### WRITTEN EXERCISE
Report how many lines contain the word "greatest"; answer with the number only.

+++ ENTRIES PROVIDED +++

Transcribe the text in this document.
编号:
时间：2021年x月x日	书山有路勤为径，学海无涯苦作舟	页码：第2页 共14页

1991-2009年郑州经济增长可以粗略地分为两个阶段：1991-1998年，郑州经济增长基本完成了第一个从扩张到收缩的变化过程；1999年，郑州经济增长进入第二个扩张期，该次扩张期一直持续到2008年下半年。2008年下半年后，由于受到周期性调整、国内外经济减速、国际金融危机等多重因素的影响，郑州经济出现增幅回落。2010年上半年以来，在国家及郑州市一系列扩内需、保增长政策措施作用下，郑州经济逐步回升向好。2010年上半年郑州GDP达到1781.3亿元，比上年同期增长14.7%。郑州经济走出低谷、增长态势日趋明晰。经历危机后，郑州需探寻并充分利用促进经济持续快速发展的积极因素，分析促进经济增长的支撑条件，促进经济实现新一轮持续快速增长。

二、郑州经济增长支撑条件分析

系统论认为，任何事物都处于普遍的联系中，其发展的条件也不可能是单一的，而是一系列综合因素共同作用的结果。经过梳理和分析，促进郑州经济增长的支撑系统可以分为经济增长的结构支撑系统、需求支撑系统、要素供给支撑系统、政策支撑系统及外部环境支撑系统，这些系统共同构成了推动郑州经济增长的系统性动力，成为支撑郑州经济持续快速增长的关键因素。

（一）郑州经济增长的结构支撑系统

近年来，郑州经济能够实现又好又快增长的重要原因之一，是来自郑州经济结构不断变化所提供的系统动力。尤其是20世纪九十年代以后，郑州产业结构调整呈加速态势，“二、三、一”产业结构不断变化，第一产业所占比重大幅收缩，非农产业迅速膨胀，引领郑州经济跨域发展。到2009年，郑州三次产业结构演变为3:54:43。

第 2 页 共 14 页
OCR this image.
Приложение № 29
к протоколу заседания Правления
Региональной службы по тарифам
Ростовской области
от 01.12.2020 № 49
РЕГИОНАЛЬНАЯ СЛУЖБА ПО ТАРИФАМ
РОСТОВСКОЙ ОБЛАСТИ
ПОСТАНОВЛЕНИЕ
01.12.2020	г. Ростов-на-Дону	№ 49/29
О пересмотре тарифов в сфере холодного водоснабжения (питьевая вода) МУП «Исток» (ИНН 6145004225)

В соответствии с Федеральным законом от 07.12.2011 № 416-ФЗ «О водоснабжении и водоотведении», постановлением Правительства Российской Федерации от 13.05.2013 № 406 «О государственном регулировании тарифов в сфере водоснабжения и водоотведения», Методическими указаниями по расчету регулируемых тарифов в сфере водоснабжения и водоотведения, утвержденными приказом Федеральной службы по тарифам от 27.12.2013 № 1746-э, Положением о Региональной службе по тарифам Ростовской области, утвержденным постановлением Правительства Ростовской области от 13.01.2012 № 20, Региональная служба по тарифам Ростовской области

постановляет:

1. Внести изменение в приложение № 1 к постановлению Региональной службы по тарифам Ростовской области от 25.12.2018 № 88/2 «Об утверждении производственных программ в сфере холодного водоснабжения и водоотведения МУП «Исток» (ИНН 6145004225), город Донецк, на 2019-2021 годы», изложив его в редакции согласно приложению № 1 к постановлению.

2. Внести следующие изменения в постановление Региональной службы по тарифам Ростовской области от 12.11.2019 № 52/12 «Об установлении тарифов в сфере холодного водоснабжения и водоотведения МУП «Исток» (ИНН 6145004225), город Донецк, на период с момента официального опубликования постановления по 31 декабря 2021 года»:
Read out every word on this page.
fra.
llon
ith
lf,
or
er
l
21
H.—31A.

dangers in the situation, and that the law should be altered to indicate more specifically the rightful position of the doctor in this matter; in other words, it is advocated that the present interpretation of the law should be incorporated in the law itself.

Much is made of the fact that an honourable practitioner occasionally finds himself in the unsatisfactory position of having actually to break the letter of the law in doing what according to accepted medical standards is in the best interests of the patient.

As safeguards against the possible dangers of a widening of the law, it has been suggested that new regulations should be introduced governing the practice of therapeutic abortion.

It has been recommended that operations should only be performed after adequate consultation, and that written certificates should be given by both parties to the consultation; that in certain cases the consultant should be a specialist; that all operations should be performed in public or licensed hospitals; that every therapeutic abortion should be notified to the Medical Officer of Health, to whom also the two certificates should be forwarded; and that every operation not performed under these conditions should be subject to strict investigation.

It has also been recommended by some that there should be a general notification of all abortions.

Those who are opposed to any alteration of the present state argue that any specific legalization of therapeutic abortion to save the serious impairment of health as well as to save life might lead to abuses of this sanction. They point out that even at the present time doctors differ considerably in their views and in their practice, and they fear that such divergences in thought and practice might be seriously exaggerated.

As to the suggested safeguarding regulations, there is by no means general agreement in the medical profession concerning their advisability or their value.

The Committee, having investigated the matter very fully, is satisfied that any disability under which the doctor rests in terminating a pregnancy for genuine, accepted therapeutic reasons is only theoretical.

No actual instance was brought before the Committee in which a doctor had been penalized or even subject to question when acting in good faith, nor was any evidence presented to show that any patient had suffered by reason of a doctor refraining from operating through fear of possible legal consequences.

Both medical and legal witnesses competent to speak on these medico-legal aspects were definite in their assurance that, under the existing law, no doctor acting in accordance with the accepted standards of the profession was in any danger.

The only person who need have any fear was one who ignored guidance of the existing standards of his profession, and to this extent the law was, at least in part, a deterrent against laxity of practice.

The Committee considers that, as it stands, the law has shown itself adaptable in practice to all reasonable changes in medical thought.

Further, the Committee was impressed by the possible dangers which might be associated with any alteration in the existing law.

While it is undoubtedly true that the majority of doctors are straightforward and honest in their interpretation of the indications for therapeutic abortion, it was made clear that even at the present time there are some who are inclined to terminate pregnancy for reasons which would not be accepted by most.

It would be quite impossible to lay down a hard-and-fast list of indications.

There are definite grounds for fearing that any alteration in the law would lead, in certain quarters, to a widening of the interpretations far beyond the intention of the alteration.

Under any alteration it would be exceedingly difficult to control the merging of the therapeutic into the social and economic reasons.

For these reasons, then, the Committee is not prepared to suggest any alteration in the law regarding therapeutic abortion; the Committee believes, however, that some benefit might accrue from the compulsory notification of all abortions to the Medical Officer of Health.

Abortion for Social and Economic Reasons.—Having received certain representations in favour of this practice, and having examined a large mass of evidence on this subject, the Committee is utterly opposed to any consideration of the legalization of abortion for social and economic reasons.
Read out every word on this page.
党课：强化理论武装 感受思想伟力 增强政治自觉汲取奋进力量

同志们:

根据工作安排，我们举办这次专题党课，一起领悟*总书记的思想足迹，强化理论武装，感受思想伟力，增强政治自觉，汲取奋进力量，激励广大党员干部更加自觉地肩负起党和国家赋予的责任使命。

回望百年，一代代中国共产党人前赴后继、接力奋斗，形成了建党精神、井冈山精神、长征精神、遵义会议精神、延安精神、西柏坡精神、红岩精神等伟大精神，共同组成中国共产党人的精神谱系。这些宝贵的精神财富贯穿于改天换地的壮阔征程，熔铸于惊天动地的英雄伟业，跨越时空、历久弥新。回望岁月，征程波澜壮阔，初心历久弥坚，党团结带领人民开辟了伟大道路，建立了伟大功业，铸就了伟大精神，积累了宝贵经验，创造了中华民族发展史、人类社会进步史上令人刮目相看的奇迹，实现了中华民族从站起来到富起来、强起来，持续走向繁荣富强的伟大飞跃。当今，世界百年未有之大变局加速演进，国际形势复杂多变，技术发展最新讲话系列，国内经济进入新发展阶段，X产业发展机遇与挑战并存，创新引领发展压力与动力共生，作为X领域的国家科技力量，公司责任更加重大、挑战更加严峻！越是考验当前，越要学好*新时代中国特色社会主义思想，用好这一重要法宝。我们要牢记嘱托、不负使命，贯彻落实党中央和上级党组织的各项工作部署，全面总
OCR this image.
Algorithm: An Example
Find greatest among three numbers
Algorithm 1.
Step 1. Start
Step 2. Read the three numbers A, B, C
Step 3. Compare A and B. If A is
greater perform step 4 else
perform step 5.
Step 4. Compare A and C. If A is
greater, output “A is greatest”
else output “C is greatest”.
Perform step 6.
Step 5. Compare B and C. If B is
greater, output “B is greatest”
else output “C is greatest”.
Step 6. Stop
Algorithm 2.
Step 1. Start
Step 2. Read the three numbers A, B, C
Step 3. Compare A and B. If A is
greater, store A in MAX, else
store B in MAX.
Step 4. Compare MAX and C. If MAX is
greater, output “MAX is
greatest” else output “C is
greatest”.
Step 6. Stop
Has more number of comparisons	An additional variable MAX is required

+++

### TASK ANSWER
7